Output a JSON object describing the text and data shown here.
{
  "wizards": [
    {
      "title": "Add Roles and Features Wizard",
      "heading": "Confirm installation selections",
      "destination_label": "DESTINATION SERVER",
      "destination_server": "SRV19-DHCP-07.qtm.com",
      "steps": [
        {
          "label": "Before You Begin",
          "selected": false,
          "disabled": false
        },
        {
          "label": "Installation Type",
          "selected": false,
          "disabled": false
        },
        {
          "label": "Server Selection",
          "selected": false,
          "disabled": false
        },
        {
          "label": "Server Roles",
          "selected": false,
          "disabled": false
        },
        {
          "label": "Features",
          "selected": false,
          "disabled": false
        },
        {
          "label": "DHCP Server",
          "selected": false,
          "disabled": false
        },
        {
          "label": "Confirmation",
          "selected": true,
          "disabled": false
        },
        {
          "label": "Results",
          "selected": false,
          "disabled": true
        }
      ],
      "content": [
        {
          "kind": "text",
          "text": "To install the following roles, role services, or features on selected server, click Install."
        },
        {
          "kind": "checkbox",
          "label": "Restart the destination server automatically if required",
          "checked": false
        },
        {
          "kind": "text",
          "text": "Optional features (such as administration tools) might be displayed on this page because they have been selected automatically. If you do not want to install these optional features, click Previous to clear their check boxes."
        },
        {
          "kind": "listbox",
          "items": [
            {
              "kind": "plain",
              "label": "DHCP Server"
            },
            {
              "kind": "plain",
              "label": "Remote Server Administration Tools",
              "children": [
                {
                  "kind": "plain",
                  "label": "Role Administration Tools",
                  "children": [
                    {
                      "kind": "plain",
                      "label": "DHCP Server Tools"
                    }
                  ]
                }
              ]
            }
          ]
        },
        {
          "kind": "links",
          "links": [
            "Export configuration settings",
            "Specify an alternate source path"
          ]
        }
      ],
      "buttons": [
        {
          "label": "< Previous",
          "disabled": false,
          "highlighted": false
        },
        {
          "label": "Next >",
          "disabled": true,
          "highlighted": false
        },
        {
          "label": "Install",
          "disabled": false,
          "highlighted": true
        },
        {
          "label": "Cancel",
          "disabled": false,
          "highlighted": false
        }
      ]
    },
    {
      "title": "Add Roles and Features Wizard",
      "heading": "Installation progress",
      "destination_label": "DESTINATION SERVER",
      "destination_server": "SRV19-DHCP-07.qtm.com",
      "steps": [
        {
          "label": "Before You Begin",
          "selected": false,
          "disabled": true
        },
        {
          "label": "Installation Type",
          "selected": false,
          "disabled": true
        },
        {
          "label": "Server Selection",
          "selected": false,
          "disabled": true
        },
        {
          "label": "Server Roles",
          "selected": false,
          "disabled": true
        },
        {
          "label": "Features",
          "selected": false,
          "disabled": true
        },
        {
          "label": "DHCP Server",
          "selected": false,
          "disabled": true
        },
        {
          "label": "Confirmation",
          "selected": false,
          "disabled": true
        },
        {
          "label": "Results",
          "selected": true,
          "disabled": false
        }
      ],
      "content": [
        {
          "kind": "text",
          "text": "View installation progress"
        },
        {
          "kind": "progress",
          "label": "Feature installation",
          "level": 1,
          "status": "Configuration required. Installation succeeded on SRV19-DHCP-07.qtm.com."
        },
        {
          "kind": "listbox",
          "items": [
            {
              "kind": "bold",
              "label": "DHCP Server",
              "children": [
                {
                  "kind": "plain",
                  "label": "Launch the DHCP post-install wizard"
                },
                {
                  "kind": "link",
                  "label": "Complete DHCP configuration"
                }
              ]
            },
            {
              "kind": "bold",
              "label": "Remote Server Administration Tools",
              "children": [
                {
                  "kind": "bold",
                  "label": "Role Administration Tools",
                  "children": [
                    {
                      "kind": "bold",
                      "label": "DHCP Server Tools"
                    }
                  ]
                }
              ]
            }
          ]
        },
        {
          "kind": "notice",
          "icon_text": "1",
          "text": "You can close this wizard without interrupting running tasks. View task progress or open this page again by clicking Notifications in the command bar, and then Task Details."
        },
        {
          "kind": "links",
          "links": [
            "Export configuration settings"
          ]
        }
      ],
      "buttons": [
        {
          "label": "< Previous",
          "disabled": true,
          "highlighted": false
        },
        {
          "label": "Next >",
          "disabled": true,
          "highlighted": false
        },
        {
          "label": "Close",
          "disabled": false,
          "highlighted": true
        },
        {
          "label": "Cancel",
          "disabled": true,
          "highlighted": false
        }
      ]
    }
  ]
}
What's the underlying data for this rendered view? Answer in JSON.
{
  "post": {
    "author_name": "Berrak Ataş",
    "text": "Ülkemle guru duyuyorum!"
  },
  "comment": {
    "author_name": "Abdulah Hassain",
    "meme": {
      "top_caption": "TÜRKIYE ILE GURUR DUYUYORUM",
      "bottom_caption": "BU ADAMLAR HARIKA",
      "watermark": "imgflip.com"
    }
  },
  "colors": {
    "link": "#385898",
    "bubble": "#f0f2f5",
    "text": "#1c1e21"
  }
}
- - -
**TASK STATEMENT**
In the lines above, locate the string "page". Copy every line where it occurs.

**SOLUTION TO THIS EXERCISE**
          "text": "Optional features (such as administration tools) might be displayed on this page because they have been selected automatically. If you do not want to install these optional features, click Previous to clear their check boxes."
          "text": "You can close this wizard without interrupting running tasks. View task progress or open this page again by clicking Notifications in the command bar, and then Task Details."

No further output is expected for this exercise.